_Working data_
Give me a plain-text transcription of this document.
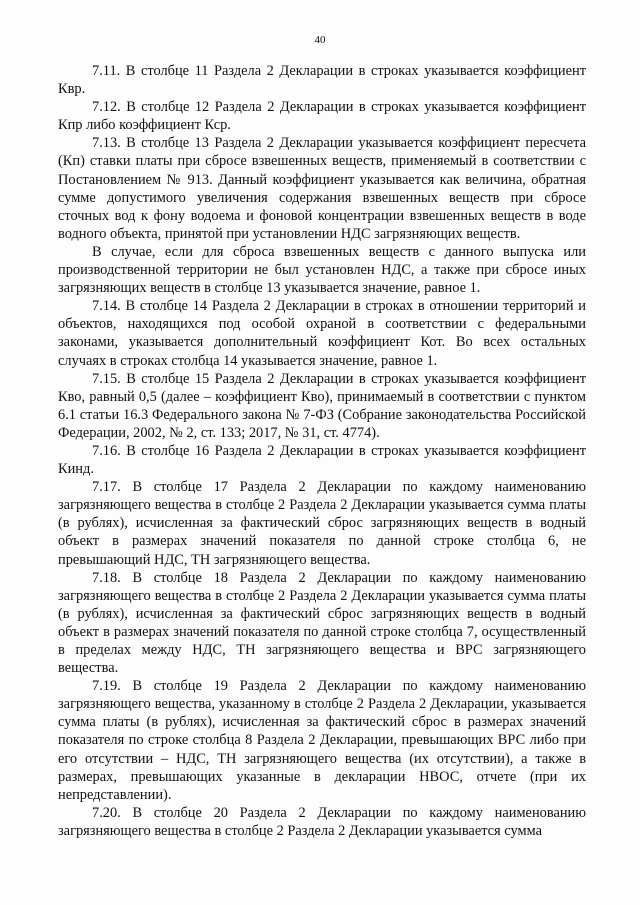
40

7.11. В столбце 11 Раздела 2 Декларации в строках указывается коэффициент Квр.

7.12. В столбце 12 Раздела 2 Декларации в строках указывается коэффициент Кпр либо коэффициент Кср.

7.13. В столбце 13 Раздела 2 Декларации указывается коэффициент пересчета (Кп) ставки платы при сбросе взвешенных веществ, применяемый в соответствии с Постановлением № 913. Данный коэффициент указывается как величина, обратная сумме допустимого увеличения содержания взвешенных веществ при сбросе сточных вод к фону водоема и фоновой концентрации взвешенных веществ в воде водного объекта, принятой при установлении НДС загрязняющих веществ.

В случае, если для сброса взвешенных веществ с данного выпуска или производственной территории не был установлен НДС, а также при сбросе иных загрязняющих веществ в столбце 13 указывается значение, равное 1.

7.14. В столбце 14 Раздела 2 Декларации в строках в отношении территорий и объектов, находящихся под особой охраной в соответствии с федеральными законами, указывается дополнительный коэффициент Кот. Во всех остальных случаях в строках столбца 14 указывается значение, равное 1.

7.15. В столбце 15 Раздела 2 Декларации в строках указывается коэффициент Кво, равный 0,5 (далее – коэффициент Кво), принимаемый в соответствии с пунктом 6.1 статьи 16.3 Федерального закона № 7-ФЗ (Собрание законодательства Российской Федерации, 2002, № 2, ст. 133; 2017, № 31, ст. 4774).

7.16. В столбце 16 Раздела 2 Декларации в строках указывается коэффициент Кинд.

7.17. В столбце 17 Раздела 2 Декларации по каждому наименованию загрязняющего вещества в столбце 2 Раздела 2 Декларации указывается сумма платы (в рублях), исчисленная за фактический сброс загрязняющих веществ в водный объект в размерах значений показателя по данной строке столбца 6, не превышающий НДС, ТН загрязняющего вещества.

7.18. В столбце 18 Раздела 2 Декларации по каждому наименованию загрязняющего вещества в столбце 2 Раздела 2 Декларации указывается сумма платы (в рублях), исчисленная за фактический сброс загрязняющих веществ в водный объект в размерах значений показателя по данной строке столбца 7, осуществленный в пределах между НДС, ТН загрязняющего вещества и ВРС загрязняющего вещества.

7.19. В столбце 19 Раздела 2 Декларации по каждому наименованию загрязняющего вещества, указанному в столбце 2 Раздела 2 Декларации, указывается сумма платы (в рублях), исчисленная за фактический сброс в размерах значений показателя по строке столбца 8 Раздела 2 Декларации, превышающих ВРС либо при его отсутствии – НДС, ТН загрязняющего вещества (их отсутствии), а также в размерах, превышающих указанные в декларации НВОС, отчете (при их непредставлении).

7.20. В столбце 20 Раздела 2 Декларации по каждому наименованию загрязняющего вещества в столбце 2 Раздела 2 Декларации указывается сумма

_Problem requirements_
Pull out every line in the material above where "размерах" occurs.

_Solution to this exercise_
7.17. В столбце 17 Раздела 2 Декларации по каждому наименованию загрязняющего вещества в столбце 2 Раздела 2 Декларации указывается сумма платы (в рублях), исчисленная за фактический сброс загрязняющих веществ в водный объект в размерах значений показателя по данной строке столбца 6, не превышающий НДС, ТН загрязняющего вещества.
7.18. В столбце 18 Раздела 2 Декларации по каждому наименованию загрязняющего вещества в столбце 2 Раздела 2 Декларации указывается сумма платы (в рублях), исчисленная за фактический сброс загрязняющих веществ в водный объект в размерах значений показателя по данной строке столбца 7, осуществленный в пределах между НДС, ТН загрязняющего вещества и ВРС загрязняющего вещества.
7.19. В столбце 19 Раздела 2 Декларации по каждому наименованию загрязняющего вещества, указанному в столбце 2 Раздела 2 Декларации, указывается сумма платы (в рублях), исчисленная за фактический сброс в размерах значений показателя по строке столбца 8 Раздела 2 Декларации, превышающих ВРС либо при его отсутствии – НДС, ТН загрязняющего вещества (их отсутствии), а также в размерах, превышающих указанные в декларации НВОС, отчете (при их непредставлении).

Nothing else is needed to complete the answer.